## Begin

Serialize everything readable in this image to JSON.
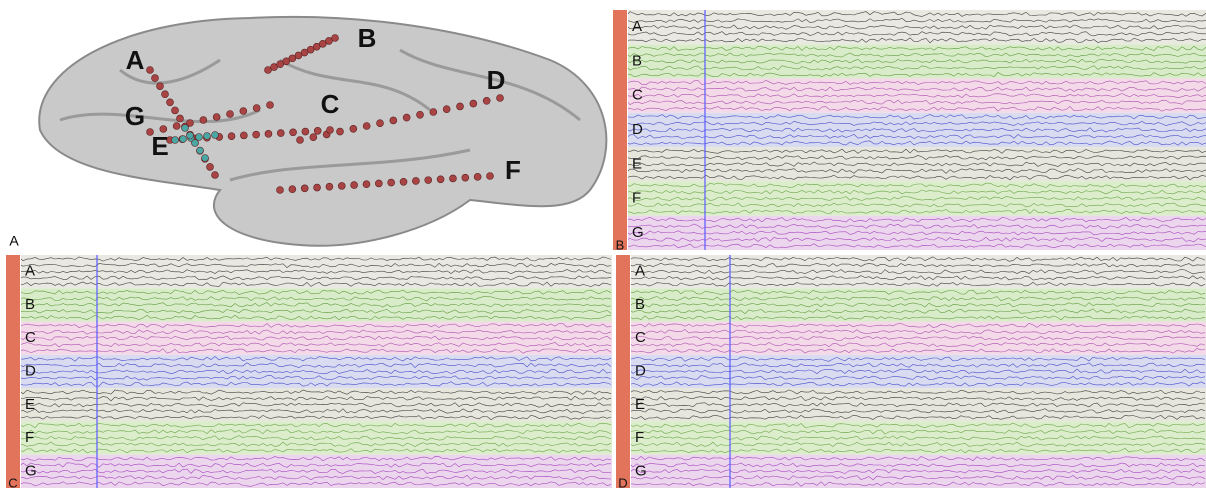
{
  "brain": {
    "label": "A",
    "electrodes": [
      "A",
      "B",
      "C",
      "D",
      "E",
      "F",
      "G"
    ]
  },
  "eeg_panels": [
    {
      "label": "B",
      "channels": [
        "A",
        "B",
        "C",
        "D",
        "E",
        "F",
        "G"
      ]
    },
    {
      "label": "C",
      "channels": [
        "A",
        "B",
        "C",
        "D",
        "E",
        "F",
        "G"
      ]
    },
    {
      "label": "D",
      "channels": [
        "A",
        "B",
        "C",
        "D",
        "E",
        "F",
        "G"
      ]
    }
  ]
}
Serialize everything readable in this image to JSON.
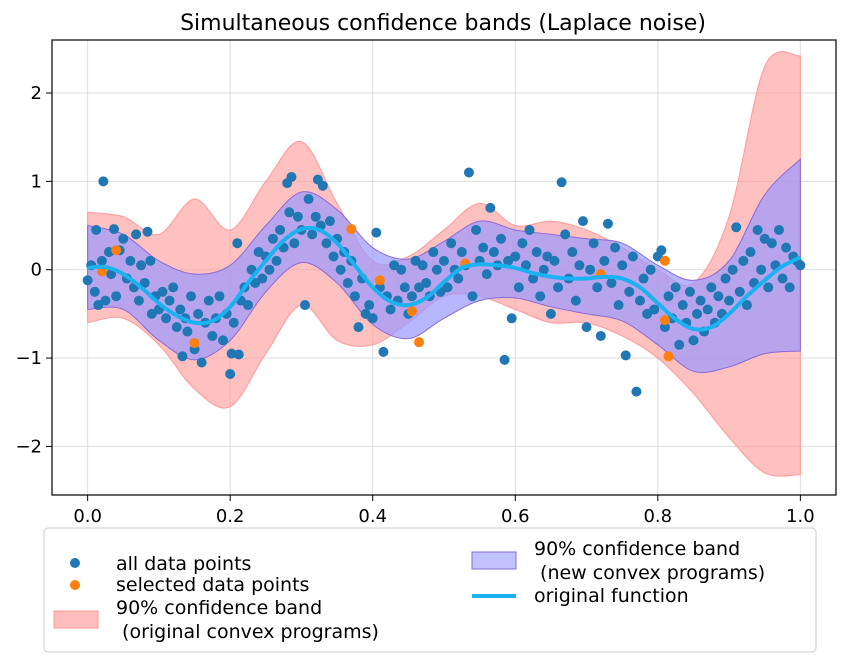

## End

#### Exercise:
Exactly reproduce each record, leaving out any pictures.

#### Exercise output:
Serialize everything readable in this image to JSON.
{
  "brain": {
    "label": "A",
    "electrodes": [
      "A",
      "B",
      "C",
      "D",
      "E",
      "F",
      "G"
    ]
  },
  "eeg_panels": [
    {
      "label": "B",
      "channels": [
        "A",
        "B",
        "C",
        "D",
        "E",
        "F",
        "G"
      ]
    },
    {
      "label": "C",
      "channels": [
        "A",
        "B",
        "C",
        "D",
        "E",
        "F",
        "G"
      ]
    },
    {
      "label": "D",
      "channels": [
        "A",
        "B",
        "C",
        "D",
        "E",
        "F",
        "G"
      ]
    }
  ]
}
Serialize everything readable in this image to JSON.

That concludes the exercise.